___ Records shown ___
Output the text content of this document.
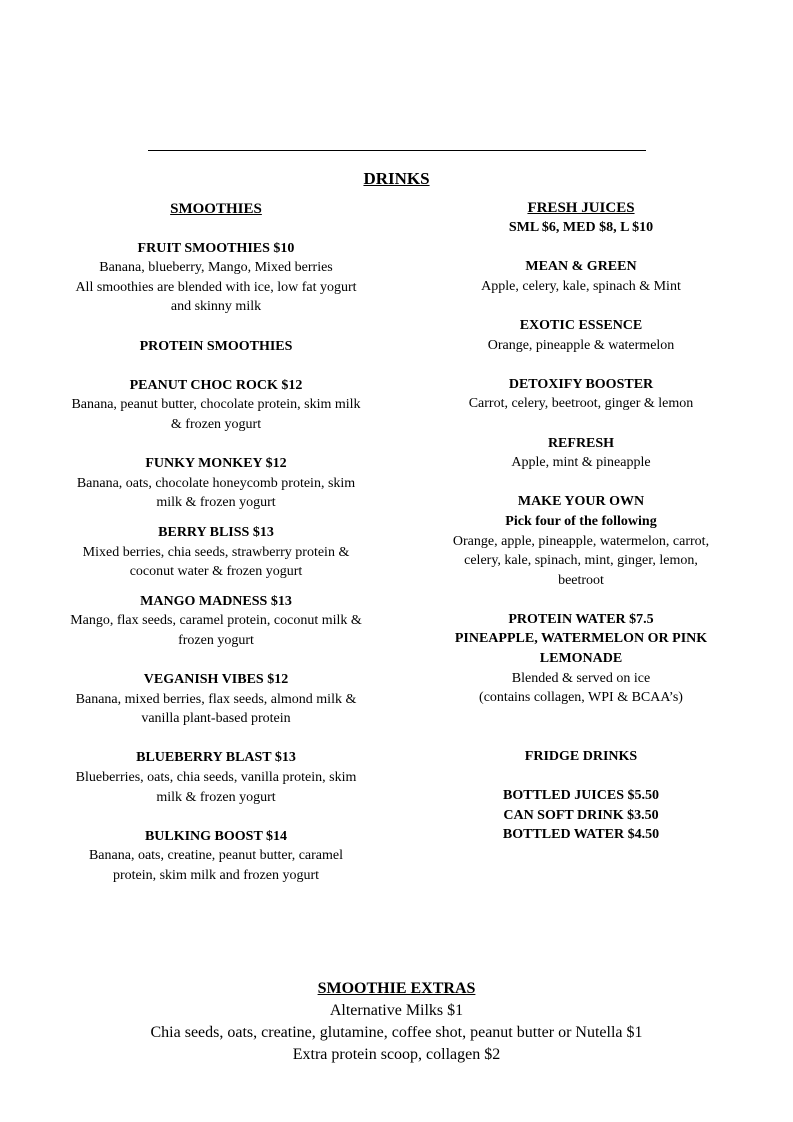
DRINKS
SMOOTHIES
FRUIT SMOOTHIES $10
Banana, blueberry, Mango, Mixed berries
All smoothies are blended with ice, low fat yogurt and skinny milk
PROTEIN SMOOTHIES
PEANUT CHOC ROCK $12
Banana, peanut butter, chocolate protein, skim milk & frozen yogurt
FUNKY MONKEY $12
Banana, oats, chocolate honeycomb protein, skim milk & frozen yogurt
BERRY BLISS $13
Mixed berries, chia seeds, strawberry protein & coconut water & frozen yogurt
MANGO MADNESS $13
Mango, flax seeds, caramel protein, coconut milk & frozen yogurt
VEGANISH VIBES $12
Banana, mixed berries, flax seeds, almond milk & vanilla plant-based protein
BLUEBERRY BLAST $13
Blueberries, oats, chia seeds, vanilla protein, skim milk & frozen yogurt
BULKING BOOST $14
Banana, oats, creatine, peanut butter, caramel protein, skim milk and frozen yogurt
FRESH JUICES
SML $6, MED $8, L $10
MEAN & GREEN
Apple, celery, kale, spinach & Mint
EXOTIC ESSENCE
Orange, pineapple & watermelon
DETOXIFY BOOSTER
Carrot, celery, beetroot, ginger & lemon
REFRESH
Apple, mint & pineapple
MAKE YOUR OWN
Pick four of the following
Orange, apple, pineapple, watermelon, carrot, celery, kale, spinach, mint, ginger, lemon, beetroot
PROTEIN WATER $7.5
PINEAPPLE, WATERMELON OR PINK LEMONADE
Blended & served on ice
(contains collagen, WPI & BCAA’s)
FRIDGE DRINKS
BOTTLED JUICES $5.50
CAN SOFT DRINK $3.50
BOTTLED WATER $4.50
SMOOTHIE EXTRAS
Alternative Milks $1
Chia seeds, oats, creatine, glutamine, coffee shot, peanut butter or Nutella $1
Extra protein scoop, collagen $2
___
What to do — Find each line in the records that includes the word "spinach". Report the total and nothing more.

Written response — 2